Since the beginning of recorded history, communicating across borders has been difficult. In Europe, mainly, it involved clubs, pointy sticks and slingshots. Later, of course, tanks, heavy artillery and mustard gas were used to carry messages. They were effective, but expensive.

Recently, cross-border communication has become a subject of renewed interest. That's because a large chunk of Europe is scheduled to become one market in 1992.

The 12 European Economic Community (EEC) countries and their 320 million inhabitants alone represent the world's single richest market. The EEC is surrounded by the countries of the European Free Trade Association (EFTA) i.e. Switzerland, Sweden, Norway, Czechoslovakia, Poland, Hungary, Yugoslavia. In addition, the liberalization of Eastern Europe will add substantially to the size of this already huge market-that is if you're willing to accept zlotys, rubles and who knows what else.

In my view, the best way to successfully communicate across borders in Europe is to avoid making six classic mistakes-the ones we've made and unfortunately still make. I know the following is going to bend a few noses out of joint, but the article wouldn't be worthwhile if it didn't destroy some illusions.

Mistake 1-Reliance on an Agency Network

A sure path to disaster. In my experience, networks lead to considerable expense, poor quality and long delays. They don't work for advertising or public relations except possibly when high consumer budgets like Coca-Cola or General Motors are involved. Networks were designed by guys in expensive suits so they can jet all over Europe for billable meetings.

Years ago, when I worked for a large agency, we had a new business gimmick that almost always worked. Every European office manager would telex our potential new client saying something like: "Boniour from Paris. We are ready to be your agency in France." Getting telexes from nine or 10 cities at once was very flattering and very impressive to a communication manager with a nickel-and-dime budget.

it was also very likely the last time in his life he'd ever hear from any of these people. In truth, it was difficult enough even to get the managers to send the telexes on time, let alone cooperate on a communication program.

The fact is an agency office is a profit center. Unless an account is big enough, it will get very little attention. These people are under intense pressure to make bags of money. They're not going to assign experienced senior people to an account that belongs to another office. As a result, if you're lucky, you get the mail-room person looking after your activities in Paris.

In fact, since the invention of the telephone, most things such as media recommendations, language adaptations, mailings and even calling editors can be done centrally. If you need to do work in several countries, do it centrally or work on a project basis with the right local agency in each country.

Mistake 2-Europeans Know a Lot about International Communication

It seems obvious. Before launching a campaign, you should ask representatives from each country their opinions. But the important thing to remember is-having asked their opinions, you should ignore them.

Local communication managers are too often chauvinists, looking out for their own turf. They see their job as finding reasons to kill an international campaign and protect their local budgets.

However, the worst enemies of effective pan-European communication are national distributors. Distributors of course are always involved in an intricate dance with the principal company. Usually, it's communication that gets its toes stepped on.

RECORD EXTRACTS:
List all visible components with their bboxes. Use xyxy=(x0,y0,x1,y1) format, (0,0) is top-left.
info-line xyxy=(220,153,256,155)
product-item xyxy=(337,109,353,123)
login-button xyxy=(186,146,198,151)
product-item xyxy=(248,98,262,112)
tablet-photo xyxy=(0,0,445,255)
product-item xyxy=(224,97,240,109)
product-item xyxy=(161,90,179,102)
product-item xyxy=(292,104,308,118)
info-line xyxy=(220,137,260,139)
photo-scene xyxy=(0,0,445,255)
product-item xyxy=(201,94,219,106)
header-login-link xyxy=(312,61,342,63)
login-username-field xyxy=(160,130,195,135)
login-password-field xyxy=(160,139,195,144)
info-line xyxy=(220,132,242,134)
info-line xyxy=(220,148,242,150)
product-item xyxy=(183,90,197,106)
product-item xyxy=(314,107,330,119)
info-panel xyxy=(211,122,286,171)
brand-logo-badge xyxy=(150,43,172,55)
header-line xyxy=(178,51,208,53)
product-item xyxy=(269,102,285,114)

--

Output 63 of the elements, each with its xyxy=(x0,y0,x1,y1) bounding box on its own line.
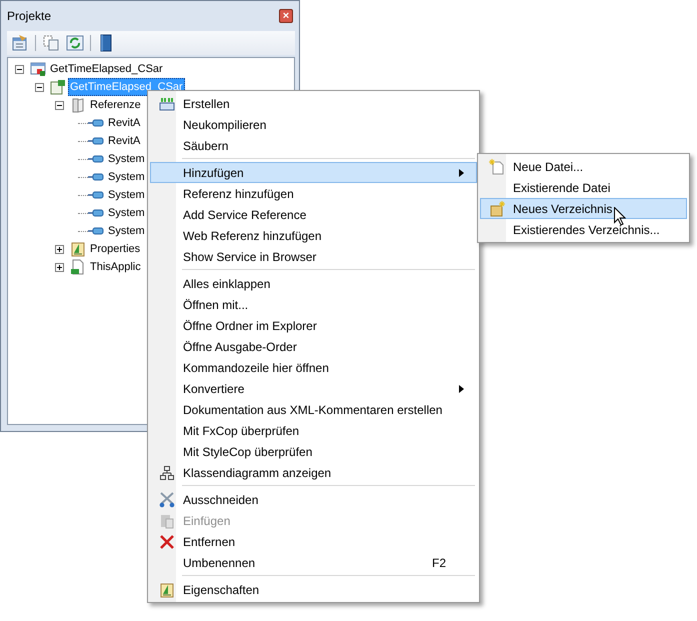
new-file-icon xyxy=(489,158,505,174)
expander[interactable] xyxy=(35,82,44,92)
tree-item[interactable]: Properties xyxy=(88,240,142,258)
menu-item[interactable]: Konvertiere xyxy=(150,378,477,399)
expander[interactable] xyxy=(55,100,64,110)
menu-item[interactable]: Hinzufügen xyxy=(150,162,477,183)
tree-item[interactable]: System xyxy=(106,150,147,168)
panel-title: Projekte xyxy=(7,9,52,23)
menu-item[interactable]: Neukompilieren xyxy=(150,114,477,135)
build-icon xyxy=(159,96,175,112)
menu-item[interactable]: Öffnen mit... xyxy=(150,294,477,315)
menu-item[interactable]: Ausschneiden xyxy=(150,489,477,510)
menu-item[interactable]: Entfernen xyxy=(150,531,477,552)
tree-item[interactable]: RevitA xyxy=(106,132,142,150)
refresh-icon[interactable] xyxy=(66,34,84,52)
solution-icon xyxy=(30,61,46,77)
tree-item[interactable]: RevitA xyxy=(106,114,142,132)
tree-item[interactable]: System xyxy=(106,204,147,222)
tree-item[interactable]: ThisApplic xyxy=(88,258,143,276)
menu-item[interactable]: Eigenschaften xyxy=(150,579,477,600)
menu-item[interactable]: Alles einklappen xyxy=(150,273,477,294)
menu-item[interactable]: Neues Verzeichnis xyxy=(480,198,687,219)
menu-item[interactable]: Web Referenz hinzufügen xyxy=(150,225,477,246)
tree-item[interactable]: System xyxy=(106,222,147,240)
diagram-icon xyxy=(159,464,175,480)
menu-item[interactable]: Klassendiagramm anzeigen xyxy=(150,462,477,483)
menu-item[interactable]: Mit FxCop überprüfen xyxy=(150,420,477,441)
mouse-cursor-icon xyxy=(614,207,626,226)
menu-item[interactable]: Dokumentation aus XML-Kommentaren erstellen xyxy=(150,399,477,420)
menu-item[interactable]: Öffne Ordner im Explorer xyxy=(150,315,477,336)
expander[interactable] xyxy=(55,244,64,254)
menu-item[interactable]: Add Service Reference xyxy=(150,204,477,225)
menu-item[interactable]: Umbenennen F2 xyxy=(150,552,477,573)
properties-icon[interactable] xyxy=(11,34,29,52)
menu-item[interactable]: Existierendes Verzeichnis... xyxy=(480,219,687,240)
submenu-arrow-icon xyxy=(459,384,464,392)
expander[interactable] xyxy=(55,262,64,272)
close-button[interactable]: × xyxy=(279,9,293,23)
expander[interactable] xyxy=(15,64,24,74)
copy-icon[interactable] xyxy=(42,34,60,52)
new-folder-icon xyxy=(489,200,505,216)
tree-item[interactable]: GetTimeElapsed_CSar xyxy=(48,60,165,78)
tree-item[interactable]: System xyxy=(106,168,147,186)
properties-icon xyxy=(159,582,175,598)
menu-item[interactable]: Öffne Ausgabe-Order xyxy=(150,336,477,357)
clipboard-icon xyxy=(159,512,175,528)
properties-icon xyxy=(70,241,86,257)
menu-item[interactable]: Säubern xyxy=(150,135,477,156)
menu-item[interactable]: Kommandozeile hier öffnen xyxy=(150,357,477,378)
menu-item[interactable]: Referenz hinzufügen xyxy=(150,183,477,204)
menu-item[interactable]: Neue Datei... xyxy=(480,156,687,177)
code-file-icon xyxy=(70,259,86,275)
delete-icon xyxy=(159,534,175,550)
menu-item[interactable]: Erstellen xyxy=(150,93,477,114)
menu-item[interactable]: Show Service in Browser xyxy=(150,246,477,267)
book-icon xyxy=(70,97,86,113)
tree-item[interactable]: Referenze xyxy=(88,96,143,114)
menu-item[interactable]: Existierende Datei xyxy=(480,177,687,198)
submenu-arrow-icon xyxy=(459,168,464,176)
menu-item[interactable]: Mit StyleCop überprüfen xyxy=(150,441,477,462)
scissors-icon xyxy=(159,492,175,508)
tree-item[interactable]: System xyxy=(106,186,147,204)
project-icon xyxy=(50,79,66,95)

--

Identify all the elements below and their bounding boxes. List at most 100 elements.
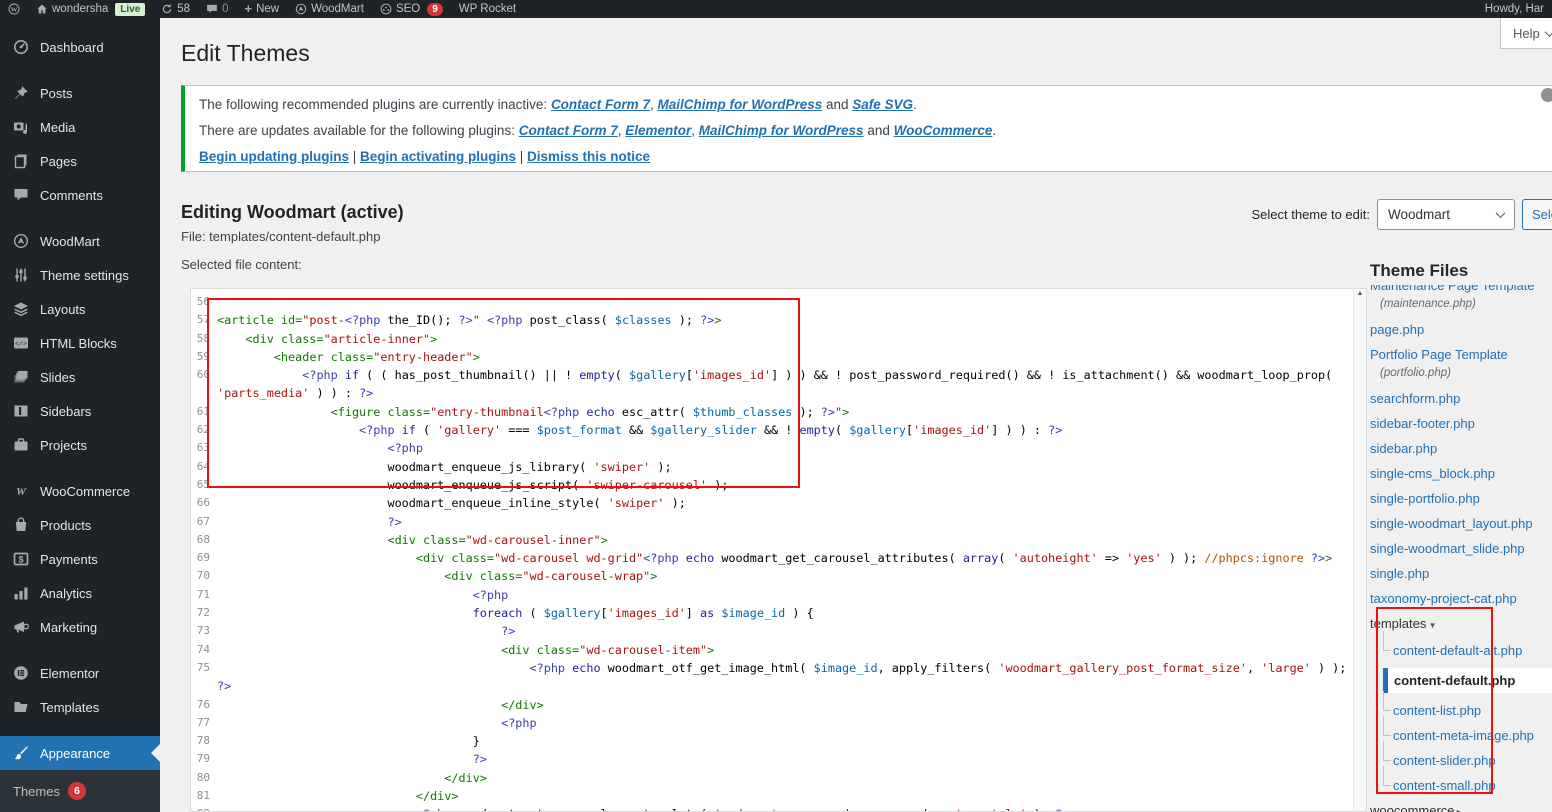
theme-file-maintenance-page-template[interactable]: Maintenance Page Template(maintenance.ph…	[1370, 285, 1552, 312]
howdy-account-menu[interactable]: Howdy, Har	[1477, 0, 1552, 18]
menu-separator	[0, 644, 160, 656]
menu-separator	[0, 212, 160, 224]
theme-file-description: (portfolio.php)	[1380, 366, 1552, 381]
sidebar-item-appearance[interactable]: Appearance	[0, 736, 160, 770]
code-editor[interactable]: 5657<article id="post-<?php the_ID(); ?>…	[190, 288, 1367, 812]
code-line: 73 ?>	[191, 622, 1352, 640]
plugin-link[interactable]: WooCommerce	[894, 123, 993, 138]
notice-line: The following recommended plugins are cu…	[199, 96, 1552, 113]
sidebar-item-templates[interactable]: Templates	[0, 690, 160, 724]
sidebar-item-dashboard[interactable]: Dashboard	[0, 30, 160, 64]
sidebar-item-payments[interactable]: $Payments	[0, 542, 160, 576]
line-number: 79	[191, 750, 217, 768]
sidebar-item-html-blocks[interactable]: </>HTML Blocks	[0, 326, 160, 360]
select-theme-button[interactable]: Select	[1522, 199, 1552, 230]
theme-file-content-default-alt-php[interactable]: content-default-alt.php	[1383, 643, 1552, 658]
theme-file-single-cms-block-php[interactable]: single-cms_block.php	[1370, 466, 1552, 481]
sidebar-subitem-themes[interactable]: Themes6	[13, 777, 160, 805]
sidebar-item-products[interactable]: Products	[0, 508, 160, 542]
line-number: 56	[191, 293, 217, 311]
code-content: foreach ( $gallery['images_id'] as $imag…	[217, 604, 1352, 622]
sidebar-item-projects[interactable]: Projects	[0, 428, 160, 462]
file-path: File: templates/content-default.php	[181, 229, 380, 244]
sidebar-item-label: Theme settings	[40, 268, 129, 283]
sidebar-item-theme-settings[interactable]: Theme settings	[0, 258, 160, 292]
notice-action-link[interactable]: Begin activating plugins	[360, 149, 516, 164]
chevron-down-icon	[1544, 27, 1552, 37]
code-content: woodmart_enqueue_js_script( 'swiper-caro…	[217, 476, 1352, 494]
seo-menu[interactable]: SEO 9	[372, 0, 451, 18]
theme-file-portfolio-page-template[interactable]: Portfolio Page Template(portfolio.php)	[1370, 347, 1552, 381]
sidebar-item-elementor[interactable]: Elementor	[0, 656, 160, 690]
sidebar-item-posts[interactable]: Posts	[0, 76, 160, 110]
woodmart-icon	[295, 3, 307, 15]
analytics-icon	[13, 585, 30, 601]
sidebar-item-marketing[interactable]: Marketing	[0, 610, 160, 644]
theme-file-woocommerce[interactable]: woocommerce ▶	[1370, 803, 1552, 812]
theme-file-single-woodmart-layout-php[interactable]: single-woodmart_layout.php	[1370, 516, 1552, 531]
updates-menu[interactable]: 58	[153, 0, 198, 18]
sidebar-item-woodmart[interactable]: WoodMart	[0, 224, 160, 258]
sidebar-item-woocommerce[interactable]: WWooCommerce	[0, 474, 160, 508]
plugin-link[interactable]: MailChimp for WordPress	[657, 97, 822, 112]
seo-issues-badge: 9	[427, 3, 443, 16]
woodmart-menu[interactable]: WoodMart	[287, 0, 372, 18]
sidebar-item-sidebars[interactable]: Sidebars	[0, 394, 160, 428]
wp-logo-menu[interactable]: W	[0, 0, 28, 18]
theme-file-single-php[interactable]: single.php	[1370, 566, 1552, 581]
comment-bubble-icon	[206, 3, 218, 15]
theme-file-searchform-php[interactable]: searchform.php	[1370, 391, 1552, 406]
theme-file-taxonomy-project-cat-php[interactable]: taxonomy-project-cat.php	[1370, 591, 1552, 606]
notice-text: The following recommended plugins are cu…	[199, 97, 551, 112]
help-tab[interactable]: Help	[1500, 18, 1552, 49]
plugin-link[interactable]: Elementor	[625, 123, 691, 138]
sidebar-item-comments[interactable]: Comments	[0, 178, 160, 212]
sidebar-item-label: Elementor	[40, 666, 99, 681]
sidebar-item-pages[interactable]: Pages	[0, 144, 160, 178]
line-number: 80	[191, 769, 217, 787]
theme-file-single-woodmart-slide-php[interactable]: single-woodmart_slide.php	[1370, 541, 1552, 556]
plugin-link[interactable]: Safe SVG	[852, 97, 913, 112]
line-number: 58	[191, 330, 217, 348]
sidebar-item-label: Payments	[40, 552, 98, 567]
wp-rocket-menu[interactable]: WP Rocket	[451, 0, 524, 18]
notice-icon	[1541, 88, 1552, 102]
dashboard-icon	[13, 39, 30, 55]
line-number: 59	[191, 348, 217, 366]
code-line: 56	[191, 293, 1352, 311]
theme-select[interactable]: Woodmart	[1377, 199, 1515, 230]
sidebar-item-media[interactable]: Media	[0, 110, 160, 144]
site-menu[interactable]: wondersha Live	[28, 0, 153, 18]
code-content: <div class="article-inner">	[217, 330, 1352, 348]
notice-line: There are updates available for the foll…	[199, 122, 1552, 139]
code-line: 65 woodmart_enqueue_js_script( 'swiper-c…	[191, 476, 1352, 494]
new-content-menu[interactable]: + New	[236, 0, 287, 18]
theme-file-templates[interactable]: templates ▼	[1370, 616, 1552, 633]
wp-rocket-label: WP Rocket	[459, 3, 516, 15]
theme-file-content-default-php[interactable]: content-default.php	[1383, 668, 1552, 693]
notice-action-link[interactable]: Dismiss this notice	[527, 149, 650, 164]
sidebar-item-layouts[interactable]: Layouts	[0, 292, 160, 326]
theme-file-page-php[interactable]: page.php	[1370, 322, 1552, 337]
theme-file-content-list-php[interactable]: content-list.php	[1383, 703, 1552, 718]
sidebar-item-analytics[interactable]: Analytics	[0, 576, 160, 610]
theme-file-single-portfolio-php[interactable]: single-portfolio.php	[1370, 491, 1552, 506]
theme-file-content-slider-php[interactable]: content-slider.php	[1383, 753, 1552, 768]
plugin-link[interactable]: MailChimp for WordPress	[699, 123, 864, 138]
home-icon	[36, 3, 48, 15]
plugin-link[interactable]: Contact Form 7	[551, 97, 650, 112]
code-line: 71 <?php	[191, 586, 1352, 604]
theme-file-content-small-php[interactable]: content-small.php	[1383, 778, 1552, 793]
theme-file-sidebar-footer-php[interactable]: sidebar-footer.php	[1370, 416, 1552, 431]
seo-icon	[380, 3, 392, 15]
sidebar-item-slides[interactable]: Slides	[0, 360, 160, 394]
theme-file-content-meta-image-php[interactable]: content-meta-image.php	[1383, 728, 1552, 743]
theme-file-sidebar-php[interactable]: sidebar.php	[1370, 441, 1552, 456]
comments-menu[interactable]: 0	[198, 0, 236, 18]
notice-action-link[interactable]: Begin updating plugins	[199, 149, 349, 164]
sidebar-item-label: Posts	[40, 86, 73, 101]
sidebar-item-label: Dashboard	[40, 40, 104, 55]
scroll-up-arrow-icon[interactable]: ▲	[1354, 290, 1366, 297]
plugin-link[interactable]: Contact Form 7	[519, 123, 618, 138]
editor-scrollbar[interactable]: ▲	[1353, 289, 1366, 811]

WHAT YOU SHOULD DO:
Quote the passage above on communicating across European borders, starting at "It seems obvious." and ending at "toes stepped on.".

FULL ANSWER:
It seems obvious. Before launching a campaign, you should ask representatives from each country their opinions. But the important thing to remember is-having asked their opinions, you should ignore them.

Local communication managers are too often chauvinists, looking out for their own turf. They see their job as finding reasons to kill an international campaign and protect their local budgets.

However, the worst enemies of effective pan-European communication are national distributors. Distributors of course are always involved in an intricate dance with the principal company. Usually, it's communication that gets its toes stepped on.